■ **EXERCISE DIRECTIONS**:
Return the entries below verbatim. Pictures stay out.

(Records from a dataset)
* * * * * * *

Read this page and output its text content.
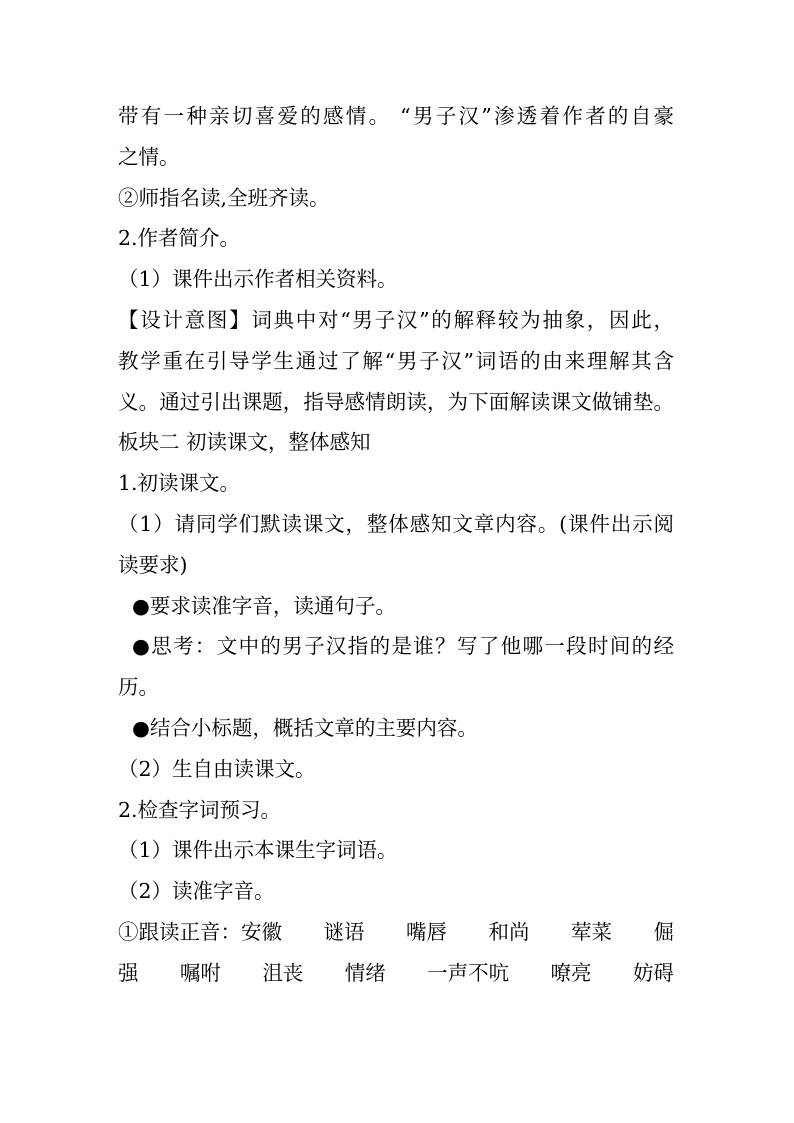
带有一种亲切喜爱的感情。 “男子汉”渗透着作者的自豪
之情。
②师指名读,全班齐读。
2.作者简介。
（1）课件出示作者相关资料。
【设计意图】词典中对“男子汉”的解释较为抽象，因此，
教学重在引导学生通过了解“男子汉”词语的由来理解其含
义。通过引出课题，指导感情朗读，为下面解读课文做铺垫。
板块二 初读课文，整体感知
1.初读课文。
（1）请同学们默读课文，整体感知文章内容。(课件出示阅
读要求)
●要求读准字音，读通句子。
●思考：文中的男子汉指的是谁？写了他哪一段时间的经
历。
●结合小标题，概括文章的主要内容。
（2）生自由读课文。
2.检查字词预习。
（1）课件出示本课生字词语。
（2）读准字音。
①跟读正音：安徽 谜语 嘴唇 和尚 荤菜 倔
强 嘱咐 沮丧 情绪 一声不吭 嘹亮 妨碍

* * * * * * *

■ **FINISHED TASK**:
Read this page and output its text content.
带有一种亲切喜爱的感情。 “男子汉”渗透着作者的自豪
之情。
②师指名读,全班齐读。
2.作者简介。
（1）课件出示作者相关资料。
【设计意图】词典中对“男子汉”的解释较为抽象，因此，
教学重在引导学生通过了解“男子汉”词语的由来理解其含
义。通过引出课题，指导感情朗读，为下面解读课文做铺垫。
板块二 初读课文，整体感知
1.初读课文。
（1）请同学们默读课文，整体感知文章内容。(课件出示阅
读要求)
●要求读准字音，读通句子。
●思考：文中的男子汉指的是谁？写了他哪一段时间的经
历。
●结合小标题，概括文章的主要内容。
（2）生自由读课文。
2.检查字词预习。
（1）课件出示本课生字词语。
（2）读准字音。
①跟读正音：安徽 谜语 嘴唇 和尚 荤菜 倔
强 嘱咐 沮丧 情绪 一声不吭 嘹亮 妨碍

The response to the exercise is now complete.